# WHAT THE TASK ASKS
Retype the records that come next, word for word.

# DATA LISTING
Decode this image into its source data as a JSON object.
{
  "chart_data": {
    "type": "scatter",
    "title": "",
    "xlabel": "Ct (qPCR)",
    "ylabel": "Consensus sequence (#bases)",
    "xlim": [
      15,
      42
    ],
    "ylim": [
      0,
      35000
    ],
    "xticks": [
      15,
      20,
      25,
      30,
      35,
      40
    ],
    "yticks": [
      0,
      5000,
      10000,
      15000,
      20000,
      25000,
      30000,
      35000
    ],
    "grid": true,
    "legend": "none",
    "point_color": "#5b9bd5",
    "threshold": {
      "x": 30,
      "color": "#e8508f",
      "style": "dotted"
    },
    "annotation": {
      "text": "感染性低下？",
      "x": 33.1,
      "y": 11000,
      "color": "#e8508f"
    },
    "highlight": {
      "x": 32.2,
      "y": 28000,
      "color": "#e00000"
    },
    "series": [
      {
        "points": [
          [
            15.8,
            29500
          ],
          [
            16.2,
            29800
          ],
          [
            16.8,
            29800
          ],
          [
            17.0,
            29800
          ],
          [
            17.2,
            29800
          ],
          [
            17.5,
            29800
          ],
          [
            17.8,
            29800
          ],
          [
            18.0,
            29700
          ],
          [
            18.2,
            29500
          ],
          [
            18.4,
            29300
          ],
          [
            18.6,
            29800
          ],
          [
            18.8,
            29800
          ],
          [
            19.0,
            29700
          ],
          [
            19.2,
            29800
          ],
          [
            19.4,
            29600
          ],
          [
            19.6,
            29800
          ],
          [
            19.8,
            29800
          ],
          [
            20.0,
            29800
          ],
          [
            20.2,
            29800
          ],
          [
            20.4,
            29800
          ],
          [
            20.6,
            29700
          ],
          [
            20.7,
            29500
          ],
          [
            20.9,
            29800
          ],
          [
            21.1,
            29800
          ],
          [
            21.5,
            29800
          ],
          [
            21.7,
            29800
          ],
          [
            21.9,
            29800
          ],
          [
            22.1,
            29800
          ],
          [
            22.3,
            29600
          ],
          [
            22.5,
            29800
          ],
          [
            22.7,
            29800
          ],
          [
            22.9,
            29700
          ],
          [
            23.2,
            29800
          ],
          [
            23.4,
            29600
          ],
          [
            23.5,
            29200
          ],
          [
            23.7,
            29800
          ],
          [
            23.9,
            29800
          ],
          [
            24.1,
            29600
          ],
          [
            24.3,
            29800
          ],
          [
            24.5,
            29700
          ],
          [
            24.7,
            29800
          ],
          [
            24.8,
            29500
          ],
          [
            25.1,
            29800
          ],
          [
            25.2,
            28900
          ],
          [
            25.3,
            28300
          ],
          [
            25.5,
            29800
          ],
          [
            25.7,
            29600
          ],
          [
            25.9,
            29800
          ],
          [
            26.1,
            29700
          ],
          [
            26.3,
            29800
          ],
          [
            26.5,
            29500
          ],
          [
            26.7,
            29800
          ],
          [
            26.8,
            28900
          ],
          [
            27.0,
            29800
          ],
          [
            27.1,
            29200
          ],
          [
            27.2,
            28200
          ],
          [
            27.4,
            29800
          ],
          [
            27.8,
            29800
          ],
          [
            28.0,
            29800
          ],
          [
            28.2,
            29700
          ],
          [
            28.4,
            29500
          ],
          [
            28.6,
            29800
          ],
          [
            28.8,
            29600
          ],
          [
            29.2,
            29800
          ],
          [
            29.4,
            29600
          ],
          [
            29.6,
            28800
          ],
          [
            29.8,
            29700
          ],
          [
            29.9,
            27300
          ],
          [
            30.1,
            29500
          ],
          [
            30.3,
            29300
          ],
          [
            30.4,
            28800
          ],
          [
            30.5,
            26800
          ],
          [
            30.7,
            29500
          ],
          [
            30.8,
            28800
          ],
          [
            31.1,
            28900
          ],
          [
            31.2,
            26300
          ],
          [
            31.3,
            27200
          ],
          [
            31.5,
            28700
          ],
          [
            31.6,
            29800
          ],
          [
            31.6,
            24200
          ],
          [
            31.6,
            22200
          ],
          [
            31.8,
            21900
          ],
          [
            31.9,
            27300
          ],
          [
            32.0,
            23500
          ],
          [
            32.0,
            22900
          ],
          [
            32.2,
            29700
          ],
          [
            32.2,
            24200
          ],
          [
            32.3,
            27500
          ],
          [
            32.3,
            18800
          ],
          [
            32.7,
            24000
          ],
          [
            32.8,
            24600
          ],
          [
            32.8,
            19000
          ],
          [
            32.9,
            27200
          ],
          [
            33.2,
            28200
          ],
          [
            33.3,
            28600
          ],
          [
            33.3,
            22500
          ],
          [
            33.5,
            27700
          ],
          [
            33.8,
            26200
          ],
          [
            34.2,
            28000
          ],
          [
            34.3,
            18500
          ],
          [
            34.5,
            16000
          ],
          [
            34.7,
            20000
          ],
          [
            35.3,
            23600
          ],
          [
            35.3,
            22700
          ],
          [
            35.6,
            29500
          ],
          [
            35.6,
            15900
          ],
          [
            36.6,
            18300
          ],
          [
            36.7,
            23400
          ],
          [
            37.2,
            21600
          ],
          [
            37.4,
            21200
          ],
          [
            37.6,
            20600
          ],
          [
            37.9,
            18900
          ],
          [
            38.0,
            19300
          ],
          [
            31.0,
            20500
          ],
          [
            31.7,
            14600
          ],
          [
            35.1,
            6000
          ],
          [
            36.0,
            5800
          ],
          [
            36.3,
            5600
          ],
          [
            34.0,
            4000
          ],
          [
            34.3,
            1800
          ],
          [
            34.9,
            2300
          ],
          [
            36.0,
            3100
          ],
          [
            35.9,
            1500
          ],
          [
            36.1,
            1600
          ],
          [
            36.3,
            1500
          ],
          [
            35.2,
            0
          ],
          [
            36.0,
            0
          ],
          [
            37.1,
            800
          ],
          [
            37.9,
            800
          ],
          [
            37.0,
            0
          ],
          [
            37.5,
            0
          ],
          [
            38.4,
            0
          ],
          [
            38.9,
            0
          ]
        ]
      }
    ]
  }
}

# RIGHT ANSWER
Decode this image into its source data as a JSON object.
{
  "chart_data": {
    "type": "scatter",
    "title": "",
    "xlabel": "Ct (qPCR)",
    "ylabel": "Consensus sequence (#bases)",
    "xlim": [
      15,
      42
    ],
    "ylim": [
      0,
      35000
    ],
    "xticks": [
      15,
      20,
      25,
      30,
      35,
      40
    ],
    "yticks": [
      0,
      5000,
      10000,
      15000,
      20000,
      25000,
      30000,
      35000
    ],
    "grid": true,
    "legend": "none",
    "point_color": "#5b9bd5",
    "threshold": {
      "x": 30,
      "color": "#e8508f",
      "style": "dotted"
    },
    "annotation": {
      "text": "感染性低下？",
      "x": 33.1,
      "y": 11000,
      "color": "#e8508f"
    },
    "highlight": {
      "x": 32.2,
      "y": 28000,
      "color": "#e00000"
    },
    "series": [
      {
        "points": [
          [
            15.8,
            29500
          ],
          [
            16.2,
            29800
          ],
          [
            16.8,
            29800
          ],
          [
            17.0,
            29800
          ],
          [
            17.2,
            29800
          ],
          [
            17.5,
            29800
          ],
          [
            17.8,
            29800
          ],
          [
            18.0,
            29700
          ],
          [
            18.2,
            29500
          ],
          [
            18.4,
            29300
          ],
          [
            18.6,
            29800
          ],
          [
            18.8,
            29800
          ],
          [
            19.0,
            29700
          ],
          [
            19.2,
            29800
          ],
          [
            19.4,
            29600
          ],
          [
            19.6,
            29800
          ],
          [
            19.8,
            29800
          ],
          [
            20.0,
            29800
          ],
          [
            20.2,
            29800
          ],
          [
            20.4,
            29800
          ],
          [
            20.6,
            29700
          ],
          [
            20.7,
            29500
          ],
          [
            20.9,
            29800
          ],
          [
            21.1,
            29800
          ],
          [
            21.5,
            29800
          ],
          [
            21.7,
            29800
          ],
          [
            21.9,
            29800
          ],
          [
            22.1,
            29800
          ],
          [
            22.3,
            29600
          ],
          [
            22.5,
            29800
          ],
          [
            22.7,
            29800
          ],
          [
            22.9,
            29700
          ],
          [
            23.2,
            29800
          ],
          [
            23.4,
            29600
          ],
          [
            23.5,
            29200
          ],
          [
            23.7,
            29800
          ],
          [
            23.9,
            29800
          ],
          [
            24.1,
            29600
          ],
          [
            24.3,
            29800
          ],
          [
            24.5,
            29700
          ],
          [
            24.7,
            29800
          ],
          [
            24.8,
            29500
          ],
          [
            25.1,
            29800
          ],
          [
            25.2,
            28900
          ],
          [
            25.3,
            28300
          ],
          [
            25.5,
            29800
          ],
          [
            25.7,
            29600
          ],
          [
            25.9,
            29800
          ],
          [
            26.1,
            29700
          ],
          [
            26.3,
            29800
          ],
          [
            26.5,
            29500
          ],
          [
            26.7,
            29800
          ],
          [
            26.8,
            28900
          ],
          [
            27.0,
            29800
          ],
          [
            27.1,
            29200
          ],
          [
            27.2,
            28200
          ],
          [
            27.4,
            29800
          ],
          [
            27.8,
            29800
          ],
          [
            28.0,
            29800
          ],
          [
            28.2,
            29700
          ],
          [
            28.4,
            29500
          ],
          [
            28.6,
            29800
          ],
          [
            28.8,
            29600
          ],
          [
            29.2,
            29800
          ],
          [
            29.4,
            29600
          ],
          [
            29.6,
            28800
          ],
          [
            29.8,
            29700
          ],
          [
            29.9,
            27300
          ],
          [
            30.1,
            29500
          ],
          [
            30.3,
            29300
          ],
          [
            30.4,
            28800
          ],
          [
            30.5,
            26800
          ],
          [
            30.7,
            29500
          ],
          [
            30.8,
            28800
          ],
          [
            31.1,
            28900
          ],
          [
            31.2,
            26300
          ],
          [
            31.3,
            27200
          ],
          [
            31.5,
            28700
          ],
          [
            31.6,
            29800
          ],
          [
            31.6,
            24200
          ],
          [
            31.6,
            22200
          ],
          [
            31.8,
            21900
          ],
          [
            31.9,
            27300
          ],
          [
            32.0,
            23500
          ],
          [
            32.0,
            22900
          ],
          [
            32.2,
            29700
          ],
          [
            32.2,
            24200
          ],
          [
            32.3,
            27500
          ],
          [
            32.3,
            18800
          ],
          [
            32.7,
            24000
          ],
          [
            32.8,
            24600
          ],
          [
            32.8,
            19000
          ],
          [
            32.9,
            27200
          ],
          [
            33.2,
            28200
          ],
          [
            33.3,
            28600
          ],
          [
            33.3,
            22500
          ],
          [
            33.5,
            27700
          ],
          [
            33.8,
            26200
          ],
          [
            34.2,
            28000
          ],
          [
            34.3,
            18500
          ],
          [
            34.5,
            16000
          ],
          [
            34.7,
            20000
          ],
          [
            35.3,
            23600
          ],
          [
            35.3,
            22700
          ],
          [
            35.6,
            29500
          ],
          [
            35.6,
            15900
          ],
          [
            36.6,
            18300
          ],
          [
            36.7,
            23400
          ],
          [
            37.2,
            21600
          ],
          [
            37.4,
            21200
          ],
          [
            37.6,
            20600
          ],
          [
            37.9,
            18900
          ],
          [
            38.0,
            19300
          ],
          [
            31.0,
            20500
          ],
          [
            31.7,
            14600
          ],
          [
            35.1,
            6000
          ],
          [
            36.0,
            5800
          ],
          [
            36.3,
            5600
          ],
          [
            34.0,
            4000
          ],
          [
            34.3,
            1800
          ],
          [
            34.9,
            2300
          ],
          [
            36.0,
            3100
          ],
          [
            35.9,
            1500
          ],
          [
            36.1,
            1600
          ],
          [
            36.3,
            1500
          ],
          [
            35.2,
            0
          ],
          [
            36.0,
            0
          ],
          [
            37.1,
            800
          ],
          [
            37.9,
            800
          ],
          [
            37.0,
            0
          ],
          [
            37.5,
            0
          ],
          [
            38.4,
            0
          ],
          [
            38.9,
            0
          ]
        ]
      }
    ]
  }
}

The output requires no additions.